Given data:
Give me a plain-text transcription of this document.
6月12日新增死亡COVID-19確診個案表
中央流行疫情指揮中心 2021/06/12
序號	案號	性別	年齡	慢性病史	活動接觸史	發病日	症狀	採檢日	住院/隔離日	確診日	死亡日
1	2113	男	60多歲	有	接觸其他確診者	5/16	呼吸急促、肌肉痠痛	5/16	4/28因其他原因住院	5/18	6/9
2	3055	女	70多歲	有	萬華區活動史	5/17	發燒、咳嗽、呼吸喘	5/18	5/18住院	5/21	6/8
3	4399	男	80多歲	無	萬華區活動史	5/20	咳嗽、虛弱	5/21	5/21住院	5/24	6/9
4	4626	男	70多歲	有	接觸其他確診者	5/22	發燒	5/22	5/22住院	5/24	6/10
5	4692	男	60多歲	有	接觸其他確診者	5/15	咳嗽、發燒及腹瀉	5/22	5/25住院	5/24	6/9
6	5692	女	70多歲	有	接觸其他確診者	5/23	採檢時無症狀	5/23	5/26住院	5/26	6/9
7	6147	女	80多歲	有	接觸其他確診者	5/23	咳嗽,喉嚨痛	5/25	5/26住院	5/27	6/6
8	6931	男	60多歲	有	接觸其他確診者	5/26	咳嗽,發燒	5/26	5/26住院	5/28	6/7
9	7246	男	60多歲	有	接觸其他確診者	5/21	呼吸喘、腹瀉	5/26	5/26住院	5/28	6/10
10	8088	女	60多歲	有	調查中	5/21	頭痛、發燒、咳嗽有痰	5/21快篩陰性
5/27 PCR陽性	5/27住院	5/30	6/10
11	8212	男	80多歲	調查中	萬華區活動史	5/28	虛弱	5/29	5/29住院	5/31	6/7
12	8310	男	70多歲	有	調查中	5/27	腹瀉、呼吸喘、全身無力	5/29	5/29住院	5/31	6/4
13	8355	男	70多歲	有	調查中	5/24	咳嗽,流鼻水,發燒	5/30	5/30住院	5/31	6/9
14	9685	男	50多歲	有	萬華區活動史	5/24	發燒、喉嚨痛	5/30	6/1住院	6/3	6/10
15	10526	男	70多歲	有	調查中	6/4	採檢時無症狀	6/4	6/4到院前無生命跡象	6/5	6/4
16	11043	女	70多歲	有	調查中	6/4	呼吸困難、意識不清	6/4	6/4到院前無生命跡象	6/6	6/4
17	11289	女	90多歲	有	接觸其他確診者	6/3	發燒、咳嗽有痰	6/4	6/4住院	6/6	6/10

Directions for this task:
For each line above that contains the word "咳嗽有痰", copy that line.

Output:
10	8088	女	60多歲	有	調查中	5/21	頭痛、發燒、咳嗽有痰	5/21快篩陰性
17	11289	女	90多歲	有	接觸其他確診者	6/3	發燒、咳嗽有痰	6/4	6/4住院	6/6	6/10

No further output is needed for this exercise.